> PROBLEM STATEMENT: Extract every entry word for word.

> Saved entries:
----------

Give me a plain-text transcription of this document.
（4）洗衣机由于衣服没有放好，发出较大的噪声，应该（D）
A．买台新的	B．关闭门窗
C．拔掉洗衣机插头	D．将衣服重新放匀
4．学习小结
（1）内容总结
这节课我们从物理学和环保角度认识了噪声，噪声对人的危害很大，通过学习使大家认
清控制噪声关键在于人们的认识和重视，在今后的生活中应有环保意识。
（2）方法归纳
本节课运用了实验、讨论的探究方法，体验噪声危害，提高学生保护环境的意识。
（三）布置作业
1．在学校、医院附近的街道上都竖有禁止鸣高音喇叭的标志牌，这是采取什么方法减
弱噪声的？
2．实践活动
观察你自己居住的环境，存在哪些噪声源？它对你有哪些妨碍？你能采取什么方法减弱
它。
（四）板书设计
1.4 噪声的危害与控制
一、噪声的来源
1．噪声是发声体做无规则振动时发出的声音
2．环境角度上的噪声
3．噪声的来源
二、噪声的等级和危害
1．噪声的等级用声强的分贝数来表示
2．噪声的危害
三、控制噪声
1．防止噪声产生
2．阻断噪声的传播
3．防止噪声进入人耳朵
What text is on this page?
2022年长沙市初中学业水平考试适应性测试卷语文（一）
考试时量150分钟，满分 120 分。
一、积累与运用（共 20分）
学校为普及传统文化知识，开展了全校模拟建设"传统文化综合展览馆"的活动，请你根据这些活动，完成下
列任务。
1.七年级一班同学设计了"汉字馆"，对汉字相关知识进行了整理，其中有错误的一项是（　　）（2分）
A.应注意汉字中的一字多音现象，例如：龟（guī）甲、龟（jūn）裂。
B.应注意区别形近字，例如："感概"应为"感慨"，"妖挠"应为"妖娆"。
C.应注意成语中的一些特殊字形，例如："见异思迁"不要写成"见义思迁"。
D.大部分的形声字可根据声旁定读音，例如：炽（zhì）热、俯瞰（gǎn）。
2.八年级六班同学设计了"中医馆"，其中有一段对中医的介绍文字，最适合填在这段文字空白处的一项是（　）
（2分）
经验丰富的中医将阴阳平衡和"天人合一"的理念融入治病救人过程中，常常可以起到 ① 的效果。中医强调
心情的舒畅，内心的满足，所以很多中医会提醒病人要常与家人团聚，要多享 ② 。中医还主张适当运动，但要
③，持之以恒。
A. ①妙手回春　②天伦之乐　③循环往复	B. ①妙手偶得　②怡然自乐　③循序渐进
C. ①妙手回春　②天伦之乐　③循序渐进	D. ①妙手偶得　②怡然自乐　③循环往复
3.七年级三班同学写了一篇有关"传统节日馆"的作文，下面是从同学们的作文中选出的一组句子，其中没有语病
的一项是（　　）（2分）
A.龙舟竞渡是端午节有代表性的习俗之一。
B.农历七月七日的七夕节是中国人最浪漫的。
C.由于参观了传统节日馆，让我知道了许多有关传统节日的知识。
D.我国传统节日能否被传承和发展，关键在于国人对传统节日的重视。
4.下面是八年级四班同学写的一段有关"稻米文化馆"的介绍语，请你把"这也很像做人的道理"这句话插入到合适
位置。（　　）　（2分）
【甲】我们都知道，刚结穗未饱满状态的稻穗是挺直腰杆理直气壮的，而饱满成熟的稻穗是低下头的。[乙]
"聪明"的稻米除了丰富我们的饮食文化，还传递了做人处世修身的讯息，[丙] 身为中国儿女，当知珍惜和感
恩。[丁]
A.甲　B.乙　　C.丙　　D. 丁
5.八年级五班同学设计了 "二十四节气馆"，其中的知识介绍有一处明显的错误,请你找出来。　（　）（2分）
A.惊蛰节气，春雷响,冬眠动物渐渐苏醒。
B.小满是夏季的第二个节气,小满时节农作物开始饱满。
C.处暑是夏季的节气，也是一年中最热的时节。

----------

> EXERCISE RESPONSE:
Give me a plain-text transcription of this document.
（4）洗衣机由于衣服没有放好，发出较大的噪声，应该（D）
A．买台新的	B．关闭门窗
C．拔掉洗衣机插头	D．将衣服重新放匀
4．学习小结
（1）内容总结
这节课我们从物理学和环保角度认识了噪声，噪声对人的危害很大，通过学习使大家认
清控制噪声关键在于人们的认识和重视，在今后的生活中应有环保意识。
（2）方法归纳
本节课运用了实验、讨论的探究方法，体验噪声危害，提高学生保护环境的意识。
（三）布置作业
1．在学校、医院附近的街道上都竖有禁止鸣高音喇叭的标志牌，这是采取什么方法减
弱噪声的？
2．实践活动
观察你自己居住的环境，存在哪些噪声源？它对你有哪些妨碍？你能采取什么方法减弱
它。
（四）板书设计
1.4 噪声的危害与控制
一、噪声的来源
1．噪声是发声体做无规则振动时发出的声音
2．环境角度上的噪声
3．噪声的来源
二、噪声的等级和危害
1．噪声的等级用声强的分贝数来表示
2．噪声的危害
三、控制噪声
1．防止噪声产生
2．阻断噪声的传播
3．防止噪声进入人耳朵
What text is on this page?
2022年长沙市初中学业水平考试适应性测试卷语文（一）
考试时量150分钟，满分 120 分。
一、积累与运用（共 20分）
学校为普及传统文化知识，开展了全校模拟建设"传统文化综合展览馆"的活动，请你根据这些活动，完成下
列任务。
1.七年级一班同学设计了"汉字馆"，对汉字相关知识进行了整理，其中有错误的一项是（　　）（2分）
A.应注意汉字中的一字多音现象，例如：龟（guī）甲、龟（jūn）裂。
B.应注意区别形近字，例如："感概"应为"感慨"，"妖挠"应为"妖娆"。
C.应注意成语中的一些特殊字形，例如："见异思迁"不要写成"见义思迁"。
D.大部分的形声字可根据声旁定读音，例如：炽（zhì）热、俯瞰（gǎn）。
2.八年级六班同学设计了"中医馆"，其中有一段对中医的介绍文字，最适合填在这段文字空白处的一项是（　）
（2分）
经验丰富的中医将阴阳平衡和"天人合一"的理念融入治病救人过程中，常常可以起到 ① 的效果。中医强调
心情的舒畅，内心的满足，所以很多中医会提醒病人要常与家人团聚，要多享 ② 。中医还主张适当运动，但要
③，持之以恒。
A. ①妙手回春　②天伦之乐　③循环往复	B. ①妙手偶得　②怡然自乐　③循序渐进
C. ①妙手回春　②天伦之乐　③循序渐进	D. ①妙手偶得　②怡然自乐　③循环往复
3.七年级三班同学写了一篇有关"传统节日馆"的作文，下面是从同学们的作文中选出的一组句子，其中没有语病
的一项是（　　）（2分）
A.龙舟竞渡是端午节有代表性的习俗之一。
B.农历七月七日的七夕节是中国人最浪漫的。
C.由于参观了传统节日馆，让我知道了许多有关传统节日的知识。
D.我国传统节日能否被传承和发展，关键在于国人对传统节日的重视。
4.下面是八年级四班同学写的一段有关"稻米文化馆"的介绍语，请你把"这也很像做人的道理"这句话插入到合适
位置。（　　）　（2分）
【甲】我们都知道，刚结穗未饱满状态的稻穗是挺直腰杆理直气壮的，而饱满成熟的稻穗是低下头的。[乙]
"聪明"的稻米除了丰富我们的饮食文化，还传递了做人处世修身的讯息，[丙] 身为中国儿女，当知珍惜和感
恩。[丁]
A.甲　B.乙　　C.丙　　D. 丁
5.八年级五班同学设计了 "二十四节气馆"，其中的知识介绍有一处明显的错误,请你找出来。　（　）（2分）
A.惊蛰节气，春雷响,冬眠动物渐渐苏醒。
B.小满是夏季的第二个节气,小满时节农作物开始饱满。
C.处暑是夏季的节气，也是一年中最热的时节。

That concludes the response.